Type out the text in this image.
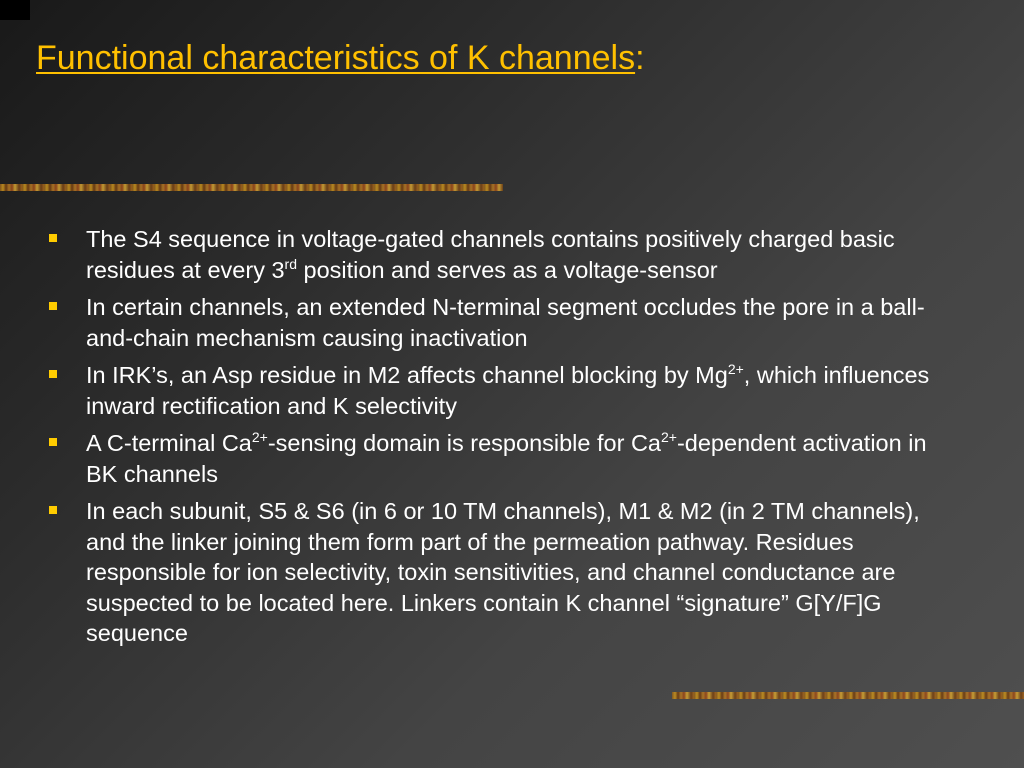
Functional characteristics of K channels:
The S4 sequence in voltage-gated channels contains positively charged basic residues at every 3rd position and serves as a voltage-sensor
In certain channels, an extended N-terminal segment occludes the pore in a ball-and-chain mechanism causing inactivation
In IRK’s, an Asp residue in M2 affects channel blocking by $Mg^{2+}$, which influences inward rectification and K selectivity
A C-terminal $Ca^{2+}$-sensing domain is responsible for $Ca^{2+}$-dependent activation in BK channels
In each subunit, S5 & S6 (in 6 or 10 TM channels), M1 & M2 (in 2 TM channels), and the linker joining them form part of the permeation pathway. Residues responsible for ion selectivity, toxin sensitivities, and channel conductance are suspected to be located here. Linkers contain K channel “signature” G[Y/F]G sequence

=== Assigned task ===
Keep each line of the records exactly as it is while transcribing them, but leave the images behind.

=== Completed exercise ===
Type out the text in this image.
Functional characteristics of K channels:
The S4 sequence in voltage-gated channels contains positively charged basic residues at every 3rd position and serves as a voltage-sensor
In certain channels, an extended N-terminal segment occludes the pore in a ball-and-chain mechanism causing inactivation
In IRK’s, an Asp residue in M2 affects channel blocking by $Mg^{2+}$, which influences inward rectification and K selectivity
A C-terminal $Ca^{2+}$-sensing domain is responsible for $Ca^{2+}$-dependent activation in BK channels
In each subunit, S5 & S6 (in 6 or 10 TM channels), M1 & M2 (in 2 TM channels), and the linker joining them form part of the permeation pathway. Residues responsible for ion selectivity, toxin sensitivities, and channel conductance are suspected to be located here. Linkers contain K channel “signature” G[Y/F]G sequence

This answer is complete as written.